- WORK INSTRUCTIONS:
Keep only the lines where "纽约收盘" appears.

Stored items from a collection
====================

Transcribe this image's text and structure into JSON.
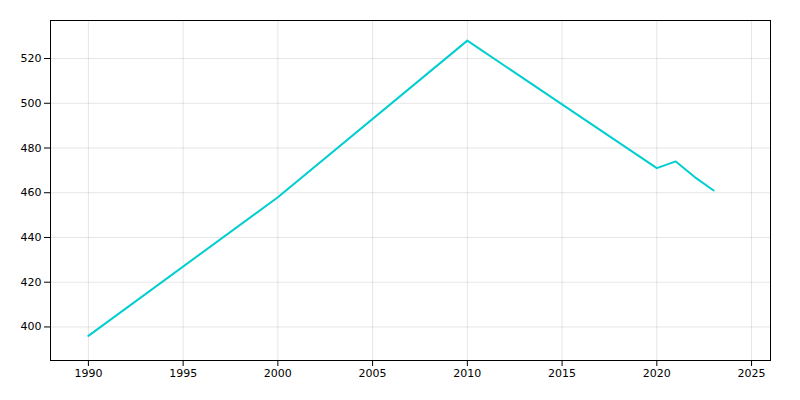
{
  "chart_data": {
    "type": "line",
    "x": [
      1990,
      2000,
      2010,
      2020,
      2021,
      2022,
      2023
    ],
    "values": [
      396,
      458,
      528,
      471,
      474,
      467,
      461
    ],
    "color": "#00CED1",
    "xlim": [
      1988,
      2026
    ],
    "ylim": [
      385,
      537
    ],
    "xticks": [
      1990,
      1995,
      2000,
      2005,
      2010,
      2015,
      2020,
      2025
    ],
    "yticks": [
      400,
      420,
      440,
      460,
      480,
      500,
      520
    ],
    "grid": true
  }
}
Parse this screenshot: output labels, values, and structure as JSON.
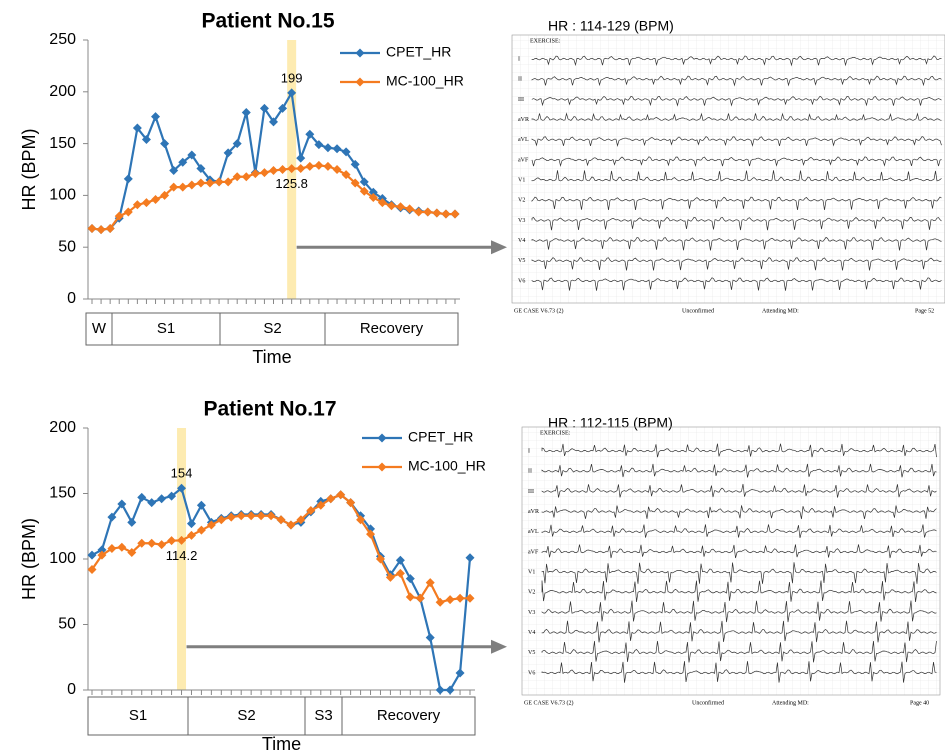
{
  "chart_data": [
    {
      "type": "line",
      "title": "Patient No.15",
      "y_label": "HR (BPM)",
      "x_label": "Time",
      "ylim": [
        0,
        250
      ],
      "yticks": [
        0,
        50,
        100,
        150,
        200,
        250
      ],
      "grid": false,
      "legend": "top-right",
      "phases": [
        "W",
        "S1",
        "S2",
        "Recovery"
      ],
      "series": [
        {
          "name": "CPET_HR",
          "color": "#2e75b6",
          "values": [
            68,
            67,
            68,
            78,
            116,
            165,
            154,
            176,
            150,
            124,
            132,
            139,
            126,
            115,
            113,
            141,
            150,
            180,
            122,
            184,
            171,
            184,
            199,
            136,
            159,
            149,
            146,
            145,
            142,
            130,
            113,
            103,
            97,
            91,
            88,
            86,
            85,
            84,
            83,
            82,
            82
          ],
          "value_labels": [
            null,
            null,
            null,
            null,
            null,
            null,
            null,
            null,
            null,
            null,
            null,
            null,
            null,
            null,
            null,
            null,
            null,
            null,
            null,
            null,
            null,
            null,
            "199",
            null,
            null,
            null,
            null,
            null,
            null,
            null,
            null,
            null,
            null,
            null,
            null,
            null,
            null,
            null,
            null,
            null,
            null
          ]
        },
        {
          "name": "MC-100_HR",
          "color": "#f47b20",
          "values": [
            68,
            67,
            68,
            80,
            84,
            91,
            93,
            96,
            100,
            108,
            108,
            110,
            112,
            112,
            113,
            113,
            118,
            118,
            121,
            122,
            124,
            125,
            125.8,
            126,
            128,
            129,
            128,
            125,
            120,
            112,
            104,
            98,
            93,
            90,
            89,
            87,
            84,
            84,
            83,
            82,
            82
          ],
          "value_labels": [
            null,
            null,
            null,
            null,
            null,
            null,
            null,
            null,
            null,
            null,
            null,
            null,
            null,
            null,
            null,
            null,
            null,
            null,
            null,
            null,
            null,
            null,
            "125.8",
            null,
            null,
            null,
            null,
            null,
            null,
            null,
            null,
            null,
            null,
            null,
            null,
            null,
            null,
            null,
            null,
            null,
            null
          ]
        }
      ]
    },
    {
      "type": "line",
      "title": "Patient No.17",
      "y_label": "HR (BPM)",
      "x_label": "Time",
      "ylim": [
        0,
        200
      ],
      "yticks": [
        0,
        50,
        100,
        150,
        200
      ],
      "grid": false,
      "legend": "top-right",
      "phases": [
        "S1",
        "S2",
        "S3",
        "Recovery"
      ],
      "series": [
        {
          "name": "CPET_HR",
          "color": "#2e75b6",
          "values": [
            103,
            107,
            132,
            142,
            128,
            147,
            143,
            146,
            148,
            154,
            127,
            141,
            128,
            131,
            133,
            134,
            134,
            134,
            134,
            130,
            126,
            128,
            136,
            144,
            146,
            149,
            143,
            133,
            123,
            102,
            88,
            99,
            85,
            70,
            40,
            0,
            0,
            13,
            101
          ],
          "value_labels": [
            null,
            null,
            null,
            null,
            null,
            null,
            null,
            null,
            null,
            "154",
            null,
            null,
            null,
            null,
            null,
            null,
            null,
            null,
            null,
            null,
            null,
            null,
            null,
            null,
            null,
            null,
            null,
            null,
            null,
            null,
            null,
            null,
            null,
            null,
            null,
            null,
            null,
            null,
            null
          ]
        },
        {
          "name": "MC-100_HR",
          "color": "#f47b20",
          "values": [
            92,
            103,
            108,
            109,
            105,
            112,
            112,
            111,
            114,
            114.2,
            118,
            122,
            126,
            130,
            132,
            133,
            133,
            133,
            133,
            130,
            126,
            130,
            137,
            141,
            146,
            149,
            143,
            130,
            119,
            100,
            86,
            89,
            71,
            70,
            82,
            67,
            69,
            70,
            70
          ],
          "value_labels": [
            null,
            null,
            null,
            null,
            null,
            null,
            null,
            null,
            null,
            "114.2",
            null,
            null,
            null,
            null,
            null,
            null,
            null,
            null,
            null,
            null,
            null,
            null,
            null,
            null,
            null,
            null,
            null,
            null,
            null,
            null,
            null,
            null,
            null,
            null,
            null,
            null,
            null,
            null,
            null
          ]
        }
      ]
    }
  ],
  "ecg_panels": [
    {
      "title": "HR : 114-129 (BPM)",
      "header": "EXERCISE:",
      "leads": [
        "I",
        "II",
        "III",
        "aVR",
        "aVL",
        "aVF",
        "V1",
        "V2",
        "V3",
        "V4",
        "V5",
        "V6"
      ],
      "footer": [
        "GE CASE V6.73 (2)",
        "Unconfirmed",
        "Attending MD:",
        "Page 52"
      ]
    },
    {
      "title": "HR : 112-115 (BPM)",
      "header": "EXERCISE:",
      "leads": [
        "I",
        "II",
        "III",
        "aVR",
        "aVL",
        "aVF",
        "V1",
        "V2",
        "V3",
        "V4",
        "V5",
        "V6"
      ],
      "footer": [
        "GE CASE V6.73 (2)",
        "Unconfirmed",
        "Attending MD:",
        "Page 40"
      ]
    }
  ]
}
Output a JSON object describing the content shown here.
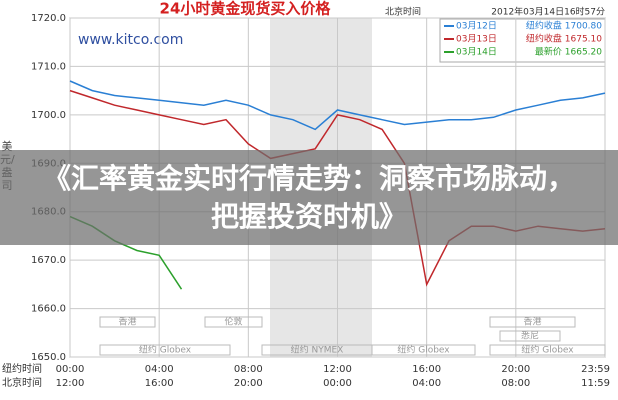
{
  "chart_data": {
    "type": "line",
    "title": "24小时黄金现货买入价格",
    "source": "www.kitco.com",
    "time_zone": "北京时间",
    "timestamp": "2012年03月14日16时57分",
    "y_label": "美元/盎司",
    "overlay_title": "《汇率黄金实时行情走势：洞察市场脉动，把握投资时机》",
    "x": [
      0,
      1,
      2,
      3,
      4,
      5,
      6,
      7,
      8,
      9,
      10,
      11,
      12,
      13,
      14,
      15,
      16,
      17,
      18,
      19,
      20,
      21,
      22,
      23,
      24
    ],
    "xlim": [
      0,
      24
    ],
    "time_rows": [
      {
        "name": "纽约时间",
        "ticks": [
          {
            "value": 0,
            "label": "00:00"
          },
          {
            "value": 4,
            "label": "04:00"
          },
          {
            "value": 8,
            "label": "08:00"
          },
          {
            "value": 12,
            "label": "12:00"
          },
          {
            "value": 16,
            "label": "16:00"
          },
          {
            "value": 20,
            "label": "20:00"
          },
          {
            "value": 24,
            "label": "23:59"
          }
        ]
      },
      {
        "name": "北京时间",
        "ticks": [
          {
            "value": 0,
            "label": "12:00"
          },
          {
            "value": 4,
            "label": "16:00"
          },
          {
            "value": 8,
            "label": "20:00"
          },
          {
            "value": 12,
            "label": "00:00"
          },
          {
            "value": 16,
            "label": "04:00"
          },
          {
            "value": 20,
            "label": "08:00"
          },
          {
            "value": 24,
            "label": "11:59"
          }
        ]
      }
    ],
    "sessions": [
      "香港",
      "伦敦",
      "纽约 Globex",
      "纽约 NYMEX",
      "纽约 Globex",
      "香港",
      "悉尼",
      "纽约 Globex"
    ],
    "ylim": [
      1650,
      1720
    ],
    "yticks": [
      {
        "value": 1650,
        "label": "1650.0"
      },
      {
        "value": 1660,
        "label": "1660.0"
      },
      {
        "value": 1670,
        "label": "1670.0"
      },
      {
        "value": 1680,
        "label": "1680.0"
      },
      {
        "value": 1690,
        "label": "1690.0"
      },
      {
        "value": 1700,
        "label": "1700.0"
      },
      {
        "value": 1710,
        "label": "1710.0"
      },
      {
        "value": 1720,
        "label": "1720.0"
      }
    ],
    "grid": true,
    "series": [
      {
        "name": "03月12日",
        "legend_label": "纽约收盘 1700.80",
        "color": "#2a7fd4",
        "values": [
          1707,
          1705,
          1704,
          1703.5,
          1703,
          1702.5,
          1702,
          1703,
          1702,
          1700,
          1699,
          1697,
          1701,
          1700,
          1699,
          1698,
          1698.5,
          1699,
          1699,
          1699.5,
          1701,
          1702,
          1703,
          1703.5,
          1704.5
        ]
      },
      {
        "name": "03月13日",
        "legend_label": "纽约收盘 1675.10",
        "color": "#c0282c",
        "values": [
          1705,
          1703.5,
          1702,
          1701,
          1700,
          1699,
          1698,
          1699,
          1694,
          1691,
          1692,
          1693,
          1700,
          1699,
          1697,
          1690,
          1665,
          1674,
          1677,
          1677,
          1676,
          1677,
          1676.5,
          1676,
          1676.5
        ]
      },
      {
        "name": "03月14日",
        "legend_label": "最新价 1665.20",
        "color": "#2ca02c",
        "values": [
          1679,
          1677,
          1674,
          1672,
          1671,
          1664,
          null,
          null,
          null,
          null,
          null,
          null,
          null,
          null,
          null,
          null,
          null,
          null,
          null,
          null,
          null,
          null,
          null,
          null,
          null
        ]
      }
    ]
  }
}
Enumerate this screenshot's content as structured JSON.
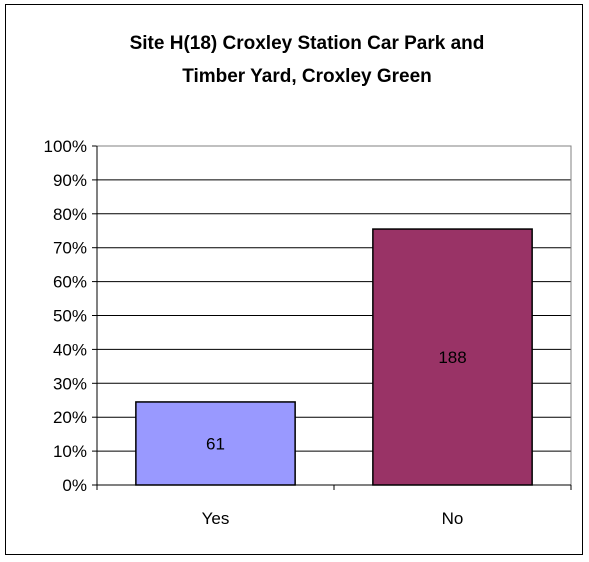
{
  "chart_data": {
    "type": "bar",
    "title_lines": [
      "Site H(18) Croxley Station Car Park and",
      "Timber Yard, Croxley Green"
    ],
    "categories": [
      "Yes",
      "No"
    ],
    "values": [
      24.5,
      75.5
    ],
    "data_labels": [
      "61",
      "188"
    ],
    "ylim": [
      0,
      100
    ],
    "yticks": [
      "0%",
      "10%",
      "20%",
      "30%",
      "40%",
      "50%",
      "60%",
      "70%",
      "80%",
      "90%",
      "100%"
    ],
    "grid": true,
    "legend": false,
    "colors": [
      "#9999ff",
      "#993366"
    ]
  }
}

====================

- WRITTEN SOLUTION:
        "legend_label": "纽约收盘 1700.80",
        "legend_label": "纽约收盘 1675.10",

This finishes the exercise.